>> begin

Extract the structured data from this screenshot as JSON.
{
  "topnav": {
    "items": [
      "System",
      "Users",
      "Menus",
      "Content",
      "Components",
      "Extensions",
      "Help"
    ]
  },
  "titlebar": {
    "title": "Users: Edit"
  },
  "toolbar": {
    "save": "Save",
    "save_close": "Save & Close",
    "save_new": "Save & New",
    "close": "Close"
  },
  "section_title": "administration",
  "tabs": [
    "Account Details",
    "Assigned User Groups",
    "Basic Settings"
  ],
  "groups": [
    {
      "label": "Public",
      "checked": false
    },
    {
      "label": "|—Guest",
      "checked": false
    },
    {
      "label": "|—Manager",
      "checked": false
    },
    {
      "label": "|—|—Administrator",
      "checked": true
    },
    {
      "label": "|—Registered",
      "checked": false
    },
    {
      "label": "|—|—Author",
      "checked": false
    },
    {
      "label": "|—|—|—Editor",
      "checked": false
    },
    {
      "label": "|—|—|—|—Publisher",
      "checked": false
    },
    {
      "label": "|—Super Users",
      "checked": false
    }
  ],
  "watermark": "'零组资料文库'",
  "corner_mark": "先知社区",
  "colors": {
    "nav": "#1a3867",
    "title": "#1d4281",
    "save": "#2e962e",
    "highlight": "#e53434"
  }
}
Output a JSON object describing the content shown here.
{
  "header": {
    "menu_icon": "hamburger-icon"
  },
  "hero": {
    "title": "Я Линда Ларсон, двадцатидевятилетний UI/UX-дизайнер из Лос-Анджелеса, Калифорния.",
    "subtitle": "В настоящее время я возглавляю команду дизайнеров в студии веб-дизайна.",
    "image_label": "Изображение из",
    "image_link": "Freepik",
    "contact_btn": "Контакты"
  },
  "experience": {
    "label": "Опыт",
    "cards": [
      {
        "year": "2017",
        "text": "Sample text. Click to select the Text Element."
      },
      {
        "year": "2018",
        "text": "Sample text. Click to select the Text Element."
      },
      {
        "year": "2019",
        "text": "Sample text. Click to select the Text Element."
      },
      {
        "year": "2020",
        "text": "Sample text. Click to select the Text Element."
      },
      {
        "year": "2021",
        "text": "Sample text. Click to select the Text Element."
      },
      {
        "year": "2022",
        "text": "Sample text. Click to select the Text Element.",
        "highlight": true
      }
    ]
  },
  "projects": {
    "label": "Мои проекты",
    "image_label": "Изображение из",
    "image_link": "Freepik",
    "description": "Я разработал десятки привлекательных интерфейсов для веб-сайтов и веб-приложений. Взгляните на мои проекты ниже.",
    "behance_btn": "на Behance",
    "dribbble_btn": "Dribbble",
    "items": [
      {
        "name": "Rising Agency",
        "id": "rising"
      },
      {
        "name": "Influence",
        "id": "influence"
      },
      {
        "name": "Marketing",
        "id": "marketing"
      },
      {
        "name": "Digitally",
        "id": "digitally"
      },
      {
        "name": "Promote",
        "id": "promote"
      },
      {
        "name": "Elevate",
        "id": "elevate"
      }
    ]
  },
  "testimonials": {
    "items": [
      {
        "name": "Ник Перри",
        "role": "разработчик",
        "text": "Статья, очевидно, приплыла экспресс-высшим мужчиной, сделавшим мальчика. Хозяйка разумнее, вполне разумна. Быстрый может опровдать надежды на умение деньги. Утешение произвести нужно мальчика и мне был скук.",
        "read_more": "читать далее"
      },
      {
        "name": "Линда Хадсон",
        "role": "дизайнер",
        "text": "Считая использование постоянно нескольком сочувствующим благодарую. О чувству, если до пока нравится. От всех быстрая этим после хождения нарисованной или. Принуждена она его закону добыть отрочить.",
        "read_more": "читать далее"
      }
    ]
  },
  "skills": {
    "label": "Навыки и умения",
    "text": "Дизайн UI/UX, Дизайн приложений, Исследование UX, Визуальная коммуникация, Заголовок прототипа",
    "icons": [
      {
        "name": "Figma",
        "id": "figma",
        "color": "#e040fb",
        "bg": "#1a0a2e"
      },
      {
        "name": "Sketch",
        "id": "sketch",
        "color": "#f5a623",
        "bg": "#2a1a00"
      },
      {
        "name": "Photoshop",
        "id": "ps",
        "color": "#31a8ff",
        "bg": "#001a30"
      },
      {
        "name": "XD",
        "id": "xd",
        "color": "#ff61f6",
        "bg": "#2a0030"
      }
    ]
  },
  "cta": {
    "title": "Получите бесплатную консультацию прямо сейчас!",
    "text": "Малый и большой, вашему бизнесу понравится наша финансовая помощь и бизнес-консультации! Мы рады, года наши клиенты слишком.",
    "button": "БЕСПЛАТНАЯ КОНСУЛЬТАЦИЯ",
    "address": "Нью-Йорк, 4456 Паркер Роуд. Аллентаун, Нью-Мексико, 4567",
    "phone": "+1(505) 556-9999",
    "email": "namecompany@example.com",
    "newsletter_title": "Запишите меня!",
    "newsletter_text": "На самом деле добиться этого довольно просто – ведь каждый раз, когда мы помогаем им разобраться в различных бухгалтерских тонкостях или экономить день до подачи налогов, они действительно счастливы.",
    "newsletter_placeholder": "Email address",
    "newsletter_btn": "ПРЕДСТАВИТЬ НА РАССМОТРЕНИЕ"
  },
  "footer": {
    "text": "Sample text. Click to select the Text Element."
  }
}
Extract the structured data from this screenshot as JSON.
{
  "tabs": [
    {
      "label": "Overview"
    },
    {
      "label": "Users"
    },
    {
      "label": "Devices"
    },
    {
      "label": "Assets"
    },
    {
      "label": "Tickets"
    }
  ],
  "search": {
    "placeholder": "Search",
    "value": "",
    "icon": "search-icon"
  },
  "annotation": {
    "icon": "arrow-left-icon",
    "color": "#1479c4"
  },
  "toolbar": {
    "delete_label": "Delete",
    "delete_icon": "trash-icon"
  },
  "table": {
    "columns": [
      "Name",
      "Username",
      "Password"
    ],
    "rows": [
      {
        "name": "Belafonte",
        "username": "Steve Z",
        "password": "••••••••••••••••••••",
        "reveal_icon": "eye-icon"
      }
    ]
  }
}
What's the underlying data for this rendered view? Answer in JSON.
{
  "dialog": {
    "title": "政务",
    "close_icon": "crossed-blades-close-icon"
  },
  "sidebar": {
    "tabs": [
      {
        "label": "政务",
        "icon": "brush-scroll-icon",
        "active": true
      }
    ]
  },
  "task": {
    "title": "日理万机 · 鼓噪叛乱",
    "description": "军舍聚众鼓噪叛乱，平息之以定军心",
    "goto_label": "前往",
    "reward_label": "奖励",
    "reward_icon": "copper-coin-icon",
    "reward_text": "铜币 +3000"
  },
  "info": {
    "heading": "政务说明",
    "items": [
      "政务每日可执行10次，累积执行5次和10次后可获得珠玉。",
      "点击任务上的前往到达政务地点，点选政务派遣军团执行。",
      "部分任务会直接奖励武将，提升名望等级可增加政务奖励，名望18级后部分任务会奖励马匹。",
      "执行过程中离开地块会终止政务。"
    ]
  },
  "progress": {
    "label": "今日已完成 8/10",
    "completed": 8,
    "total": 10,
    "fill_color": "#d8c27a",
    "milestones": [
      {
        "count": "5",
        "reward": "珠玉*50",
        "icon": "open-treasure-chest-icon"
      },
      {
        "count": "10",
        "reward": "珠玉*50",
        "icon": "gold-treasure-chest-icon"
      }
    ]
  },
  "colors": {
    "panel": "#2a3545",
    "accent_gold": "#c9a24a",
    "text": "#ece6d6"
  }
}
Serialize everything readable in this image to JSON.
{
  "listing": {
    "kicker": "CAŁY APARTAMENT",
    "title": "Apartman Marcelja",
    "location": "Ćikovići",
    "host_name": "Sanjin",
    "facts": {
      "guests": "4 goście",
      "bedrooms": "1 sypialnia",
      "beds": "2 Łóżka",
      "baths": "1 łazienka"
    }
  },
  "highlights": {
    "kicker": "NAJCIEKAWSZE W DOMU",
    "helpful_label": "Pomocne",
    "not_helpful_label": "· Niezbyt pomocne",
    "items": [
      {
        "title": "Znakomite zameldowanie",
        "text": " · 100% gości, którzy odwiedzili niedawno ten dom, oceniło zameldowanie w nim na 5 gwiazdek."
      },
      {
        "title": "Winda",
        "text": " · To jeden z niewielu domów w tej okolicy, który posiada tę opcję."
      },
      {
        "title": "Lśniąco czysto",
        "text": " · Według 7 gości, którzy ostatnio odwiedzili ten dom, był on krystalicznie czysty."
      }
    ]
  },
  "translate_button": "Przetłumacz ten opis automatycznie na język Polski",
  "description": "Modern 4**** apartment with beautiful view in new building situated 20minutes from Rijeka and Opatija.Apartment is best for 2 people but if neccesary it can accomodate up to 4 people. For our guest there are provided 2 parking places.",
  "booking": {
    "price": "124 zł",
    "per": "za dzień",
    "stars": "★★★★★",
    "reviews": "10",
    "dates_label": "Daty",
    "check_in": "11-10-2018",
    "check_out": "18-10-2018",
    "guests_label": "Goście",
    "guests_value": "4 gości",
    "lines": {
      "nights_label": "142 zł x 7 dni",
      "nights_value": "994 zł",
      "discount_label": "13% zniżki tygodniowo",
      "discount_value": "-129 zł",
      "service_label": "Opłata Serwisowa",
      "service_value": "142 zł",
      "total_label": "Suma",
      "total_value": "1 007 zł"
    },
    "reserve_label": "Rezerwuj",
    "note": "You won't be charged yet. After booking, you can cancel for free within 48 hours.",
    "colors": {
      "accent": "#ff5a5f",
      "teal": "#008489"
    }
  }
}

>> end

WHAT TO DO: Of the lines above, how many hold the word "booking"? Say the number alone.

TASK RESULT: 2